* **Raw records**:

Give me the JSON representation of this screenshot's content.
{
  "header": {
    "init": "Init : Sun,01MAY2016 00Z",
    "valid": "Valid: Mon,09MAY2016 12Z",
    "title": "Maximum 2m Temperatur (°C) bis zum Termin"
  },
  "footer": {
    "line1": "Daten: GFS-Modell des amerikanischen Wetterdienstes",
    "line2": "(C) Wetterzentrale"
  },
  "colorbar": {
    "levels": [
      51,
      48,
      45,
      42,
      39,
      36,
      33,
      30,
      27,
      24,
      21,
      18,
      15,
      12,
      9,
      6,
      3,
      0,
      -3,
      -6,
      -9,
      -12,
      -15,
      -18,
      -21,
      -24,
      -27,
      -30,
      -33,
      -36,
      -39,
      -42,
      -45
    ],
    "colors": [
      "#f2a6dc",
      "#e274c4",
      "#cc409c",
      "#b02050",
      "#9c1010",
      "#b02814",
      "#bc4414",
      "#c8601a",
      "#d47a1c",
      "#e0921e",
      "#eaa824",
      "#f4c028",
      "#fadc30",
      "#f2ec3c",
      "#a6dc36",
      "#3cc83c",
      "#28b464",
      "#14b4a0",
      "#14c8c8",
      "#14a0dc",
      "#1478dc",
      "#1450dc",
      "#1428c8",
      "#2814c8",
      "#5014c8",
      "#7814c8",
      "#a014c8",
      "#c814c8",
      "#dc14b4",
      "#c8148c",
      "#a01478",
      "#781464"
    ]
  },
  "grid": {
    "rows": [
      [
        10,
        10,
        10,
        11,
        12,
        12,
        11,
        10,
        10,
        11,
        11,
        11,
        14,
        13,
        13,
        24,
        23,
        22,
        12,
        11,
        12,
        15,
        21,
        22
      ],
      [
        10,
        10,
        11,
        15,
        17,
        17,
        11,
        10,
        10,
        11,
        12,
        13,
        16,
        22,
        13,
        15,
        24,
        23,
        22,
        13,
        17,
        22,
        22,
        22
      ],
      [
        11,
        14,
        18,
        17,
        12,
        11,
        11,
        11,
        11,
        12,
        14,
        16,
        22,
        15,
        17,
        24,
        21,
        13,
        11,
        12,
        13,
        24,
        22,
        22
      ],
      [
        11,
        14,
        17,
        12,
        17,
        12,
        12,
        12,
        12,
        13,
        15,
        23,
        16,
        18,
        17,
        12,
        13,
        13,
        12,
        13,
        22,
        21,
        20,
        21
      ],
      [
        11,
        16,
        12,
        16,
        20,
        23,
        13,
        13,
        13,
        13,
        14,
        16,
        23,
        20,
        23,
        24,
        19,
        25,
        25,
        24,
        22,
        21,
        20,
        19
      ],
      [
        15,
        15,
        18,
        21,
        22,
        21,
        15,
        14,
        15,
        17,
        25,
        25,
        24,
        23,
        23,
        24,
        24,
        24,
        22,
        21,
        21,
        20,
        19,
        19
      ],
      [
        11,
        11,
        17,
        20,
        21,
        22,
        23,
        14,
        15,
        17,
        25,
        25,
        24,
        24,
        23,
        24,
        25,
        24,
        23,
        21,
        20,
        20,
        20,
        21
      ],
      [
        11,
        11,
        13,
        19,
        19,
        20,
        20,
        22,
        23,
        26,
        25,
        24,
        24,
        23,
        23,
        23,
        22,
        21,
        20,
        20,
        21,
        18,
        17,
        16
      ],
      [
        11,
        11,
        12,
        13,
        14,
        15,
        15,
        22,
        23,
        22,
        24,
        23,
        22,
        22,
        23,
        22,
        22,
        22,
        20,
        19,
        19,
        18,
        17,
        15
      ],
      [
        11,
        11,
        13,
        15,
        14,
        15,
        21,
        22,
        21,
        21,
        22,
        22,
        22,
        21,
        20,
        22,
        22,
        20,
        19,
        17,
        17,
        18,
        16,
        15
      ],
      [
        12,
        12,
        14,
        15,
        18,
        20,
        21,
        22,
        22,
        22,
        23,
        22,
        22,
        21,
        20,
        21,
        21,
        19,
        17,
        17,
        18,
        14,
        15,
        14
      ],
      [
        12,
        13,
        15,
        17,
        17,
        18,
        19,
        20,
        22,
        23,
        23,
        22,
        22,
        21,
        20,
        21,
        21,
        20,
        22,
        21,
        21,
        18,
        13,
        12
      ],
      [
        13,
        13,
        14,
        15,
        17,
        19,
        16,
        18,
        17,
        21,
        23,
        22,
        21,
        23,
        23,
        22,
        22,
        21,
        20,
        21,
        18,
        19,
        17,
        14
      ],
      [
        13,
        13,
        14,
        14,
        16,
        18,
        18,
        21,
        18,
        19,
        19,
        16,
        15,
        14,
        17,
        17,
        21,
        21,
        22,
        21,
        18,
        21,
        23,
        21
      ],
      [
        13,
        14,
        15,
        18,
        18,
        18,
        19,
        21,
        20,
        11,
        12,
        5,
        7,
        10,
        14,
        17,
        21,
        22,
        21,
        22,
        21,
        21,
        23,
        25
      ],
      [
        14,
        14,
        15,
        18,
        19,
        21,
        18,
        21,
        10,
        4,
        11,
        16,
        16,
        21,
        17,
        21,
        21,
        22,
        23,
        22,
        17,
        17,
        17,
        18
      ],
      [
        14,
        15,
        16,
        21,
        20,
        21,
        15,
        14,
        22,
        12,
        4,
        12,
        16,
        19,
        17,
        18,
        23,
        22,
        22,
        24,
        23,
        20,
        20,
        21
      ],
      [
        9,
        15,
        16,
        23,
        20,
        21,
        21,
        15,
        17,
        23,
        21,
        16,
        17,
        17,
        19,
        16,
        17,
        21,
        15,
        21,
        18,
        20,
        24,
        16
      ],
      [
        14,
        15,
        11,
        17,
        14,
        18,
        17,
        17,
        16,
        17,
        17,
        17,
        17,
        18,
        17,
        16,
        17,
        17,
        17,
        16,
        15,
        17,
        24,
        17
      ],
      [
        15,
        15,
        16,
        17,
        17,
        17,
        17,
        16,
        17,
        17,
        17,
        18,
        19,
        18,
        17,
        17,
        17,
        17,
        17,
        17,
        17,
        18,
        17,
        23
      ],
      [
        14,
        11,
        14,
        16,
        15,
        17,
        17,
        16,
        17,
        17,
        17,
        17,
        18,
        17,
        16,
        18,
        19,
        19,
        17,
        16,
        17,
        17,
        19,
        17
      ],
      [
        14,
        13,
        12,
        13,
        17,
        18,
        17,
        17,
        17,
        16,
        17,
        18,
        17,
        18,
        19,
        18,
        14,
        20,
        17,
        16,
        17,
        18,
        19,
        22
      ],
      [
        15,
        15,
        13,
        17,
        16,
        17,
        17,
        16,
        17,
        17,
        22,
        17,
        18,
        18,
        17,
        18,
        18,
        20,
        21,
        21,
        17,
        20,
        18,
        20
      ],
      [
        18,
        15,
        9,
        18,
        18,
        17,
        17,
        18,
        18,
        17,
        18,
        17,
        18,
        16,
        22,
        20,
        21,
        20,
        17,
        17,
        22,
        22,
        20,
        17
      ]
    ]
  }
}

* **What the exercise asks**:
Write out every line of the records exactly.

* **Output below**:
Give me the JSON representation of this screenshot's content.
{
  "header": {
    "init": "Init : Sun,01MAY2016 00Z",
    "valid": "Valid: Mon,09MAY2016 12Z",
    "title": "Maximum 2m Temperatur (°C) bis zum Termin"
  },
  "footer": {
    "line1": "Daten: GFS-Modell des amerikanischen Wetterdienstes",
    "line2": "(C) Wetterzentrale"
  },
  "colorbar": {
    "levels": [
      51,
      48,
      45,
      42,
      39,
      36,
      33,
      30,
      27,
      24,
      21,
      18,
      15,
      12,
      9,
      6,
      3,
      0,
      -3,
      -6,
      -9,
      -12,
      -15,
      -18,
      -21,
      -24,
      -27,
      -30,
      -33,
      -36,
      -39,
      -42,
      -45
    ],
    "colors": [
      "#f2a6dc",
      "#e274c4",
      "#cc409c",
      "#b02050",
      "#9c1010",
      "#b02814",
      "#bc4414",
      "#c8601a",
      "#d47a1c",
      "#e0921e",
      "#eaa824",
      "#f4c028",
      "#fadc30",
      "#f2ec3c",
      "#a6dc36",
      "#3cc83c",
      "#28b464",
      "#14b4a0",
      "#14c8c8",
      "#14a0dc",
      "#1478dc",
      "#1450dc",
      "#1428c8",
      "#2814c8",
      "#5014c8",
      "#7814c8",
      "#a014c8",
      "#c814c8",
      "#dc14b4",
      "#c8148c",
      "#a01478",
      "#781464"
    ]
  },
  "grid": {
    "rows": [
      [
        10,
        10,
        10,
        11,
        12,
        12,
        11,
        10,
        10,
        11,
        11,
        11,
        14,
        13,
        13,
        24,
        23,
        22,
        12,
        11,
        12,
        15,
        21,
        22
      ],
      [
        10,
        10,
        11,
        15,
        17,
        17,
        11,
        10,
        10,
        11,
        12,
        13,
        16,
        22,
        13,
        15,
        24,
        23,
        22,
        13,
        17,
        22,
        22,
        22
      ],
      [
        11,
        14,
        18,
        17,
        12,
        11,
        11,
        11,
        11,
        12,
        14,
        16,
        22,
        15,
        17,
        24,
        21,
        13,
        11,
        12,
        13,
        24,
        22,
        22
      ],
      [
        11,
        14,
        17,
        12,
        17,
        12,
        12,
        12,
        12,
        13,
        15,
        23,
        16,
        18,
        17,
        12,
        13,
        13,
        12,
        13,
        22,
        21,
        20,
        21
      ],
      [
        11,
        16,
        12,
        16,
        20,
        23,
        13,
        13,
        13,
        13,
        14,
        16,
        23,
        20,
        23,
        24,
        19,
        25,
        25,
        24,
        22,
        21,
        20,
        19
      ],
      [
        15,
        15,
        18,
        21,
        22,
        21,
        15,
        14,
        15,
        17,
        25,
        25,
        24,
        23,
        23,
        24,
        24,
        24,
        22,
        21,
        21,
        20,
        19,
        19
      ],
      [
        11,
        11,
        17,
        20,
        21,
        22,
        23,
        14,
        15,
        17,
        25,
        25,
        24,
        24,
        23,
        24,
        25,
        24,
        23,
        21,
        20,
        20,
        20,
        21
      ],
      [
        11,
        11,
        13,
        19,
        19,
        20,
        20,
        22,
        23,
        26,
        25,
        24,
        24,
        23,
        23,
        23,
        22,
        21,
        20,
        20,
        21,
        18,
        17,
        16
      ],
      [
        11,
        11,
        12,
        13,
        14,
        15,
        15,
        22,
        23,
        22,
        24,
        23,
        22,
        22,
        23,
        22,
        22,
        22,
        20,
        19,
        19,
        18,
        17,
        15
      ],
      [
        11,
        11,
        13,
        15,
        14,
        15,
        21,
        22,
        21,
        21,
        22,
        22,
        22,
        21,
        20,
        22,
        22,
        20,
        19,
        17,
        17,
        18,
        16,
        15
      ],
      [
        12,
        12,
        14,
        15,
        18,
        20,
        21,
        22,
        22,
        22,
        23,
        22,
        22,
        21,
        20,
        21,
        21,
        19,
        17,
        17,
        18,
        14,
        15,
        14
      ],
      [
        12,
        13,
        15,
        17,
        17,
        18,
        19,
        20,
        22,
        23,
        23,
        22,
        22,
        21,
        20,
        21,
        21,
        20,
        22,
        21,
        21,
        18,
        13,
        12
      ],
      [
        13,
        13,
        14,
        15,
        17,
        19,
        16,
        18,
        17,
        21,
        23,
        22,
        21,
        23,
        23,
        22,
        22,
        21,
        20,
        21,
        18,
        19,
        17,
        14
      ],
      [
        13,
        13,
        14,
        14,
        16,
        18,
        18,
        21,
        18,
        19,
        19,
        16,
        15,
        14,
        17,
        17,
        21,
        21,
        22,
        21,
        18,
        21,
        23,
        21
      ],
      [
        13,
        14,
        15,
        18,
        18,
        18,
        19,
        21,
        20,
        11,
        12,
        5,
        7,
        10,
        14,
        17,
        21,
        22,
        21,
        22,
        21,
        21,
        23,
        25
      ],
      [
        14,
        14,
        15,
        18,
        19,
        21,
        18,
        21,
        10,
        4,
        11,
        16,
        16,
        21,
        17,
        21,
        21,
        22,
        23,
        22,
        17,
        17,
        17,
        18
      ],
      [
        14,
        15,
        16,
        21,
        20,
        21,
        15,
        14,
        22,
        12,
        4,
        12,
        16,
        19,
        17,
        18,
        23,
        22,
        22,
        24,
        23,
        20,
        20,
        21
      ],
      [
        9,
        15,
        16,
        23,
        20,
        21,
        21,
        15,
        17,
        23,
        21,
        16,
        17,
        17,
        19,
        16,
        17,
        21,
        15,
        21,
        18,
        20,
        24,
        16
      ],
      [
        14,
        15,
        11,
        17,
        14,
        18,
        17,
        17,
        16,
        17,
        17,
        17,
        17,
        18,
        17,
        16,
        17,
        17,
        17,
        16,
        15,
        17,
        24,
        17
      ],
      [
        15,
        15,
        16,
        17,
        17,
        17,
        17,
        16,
        17,
        17,
        17,
        18,
        19,
        18,
        17,
        17,
        17,
        17,
        17,
        17,
        17,
        18,
        17,
        23
      ],
      [
        14,
        11,
        14,
        16,
        15,
        17,
        17,
        16,
        17,
        17,
        17,
        17,
        18,
        17,
        16,
        18,
        19,
        19,
        17,
        16,
        17,
        17,
        19,
        17
      ],
      [
        14,
        13,
        12,
        13,
        17,
        18,
        17,
        17,
        17,
        16,
        17,
        18,
        17,
        18,
        19,
        18,
        14,
        20,
        17,
        16,
        17,
        18,
        19,
        22
      ],
      [
        15,
        15,
        13,
        17,
        16,
        17,
        17,
        16,
        17,
        17,
        22,
        17,
        18,
        18,
        17,
        18,
        18,
        20,
        21,
        21,
        17,
        20,
        18,
        20
      ],
      [
        18,
        15,
        9,
        18,
        18,
        17,
        17,
        18,
        18,
        17,
        18,
        17,
        18,
        16,
        22,
        20,
        21,
        20,
        17,
        17,
        22,
        22,
        20,
        17
      ]
    ]
  }
}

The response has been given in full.